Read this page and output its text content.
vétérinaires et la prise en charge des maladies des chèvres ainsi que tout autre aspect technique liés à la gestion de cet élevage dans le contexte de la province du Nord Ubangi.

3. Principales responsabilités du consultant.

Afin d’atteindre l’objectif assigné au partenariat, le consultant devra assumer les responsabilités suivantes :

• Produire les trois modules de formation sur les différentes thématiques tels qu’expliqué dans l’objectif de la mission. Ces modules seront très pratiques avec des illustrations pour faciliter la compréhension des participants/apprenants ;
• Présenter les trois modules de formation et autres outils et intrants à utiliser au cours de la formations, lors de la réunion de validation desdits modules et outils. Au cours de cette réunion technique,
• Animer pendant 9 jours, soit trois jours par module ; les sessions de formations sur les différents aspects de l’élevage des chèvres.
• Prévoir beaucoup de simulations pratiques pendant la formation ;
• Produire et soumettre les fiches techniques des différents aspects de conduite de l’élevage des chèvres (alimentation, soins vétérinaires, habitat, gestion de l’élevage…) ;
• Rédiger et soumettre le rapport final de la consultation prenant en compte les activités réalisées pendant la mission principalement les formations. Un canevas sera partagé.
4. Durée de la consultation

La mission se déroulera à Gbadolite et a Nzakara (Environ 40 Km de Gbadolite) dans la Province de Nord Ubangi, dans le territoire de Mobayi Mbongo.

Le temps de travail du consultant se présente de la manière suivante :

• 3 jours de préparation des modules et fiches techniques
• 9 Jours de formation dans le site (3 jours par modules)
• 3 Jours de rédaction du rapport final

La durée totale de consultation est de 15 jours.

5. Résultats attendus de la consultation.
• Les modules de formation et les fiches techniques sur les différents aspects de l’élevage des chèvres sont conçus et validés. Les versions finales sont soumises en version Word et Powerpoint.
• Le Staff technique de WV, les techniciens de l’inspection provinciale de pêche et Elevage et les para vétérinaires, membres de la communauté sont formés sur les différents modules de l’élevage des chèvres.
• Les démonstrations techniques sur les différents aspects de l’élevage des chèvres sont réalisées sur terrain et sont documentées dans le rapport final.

• GIVEN EXERCISE: Pull every line containing the word "techniques" out of the entries above.

• REPLY:
• Produire et soumettre les fiches techniques des différents aspects de conduite de l’élevage des chèvres (alimentation, soins vétérinaires, habitat, gestion de l’élevage…) ;
• 3 jours de préparation des modules et fiches techniques
• Les modules de formation et les fiches techniques sur les différents aspects de l’élevage des chèvres sont conçus et validés. Les versions finales sont soumises en version Word et Powerpoint.
• Les démonstrations techniques sur les différents aspects de l’élevage des chèvres sont réalisées sur terrain et sont documentées dans le rapport final.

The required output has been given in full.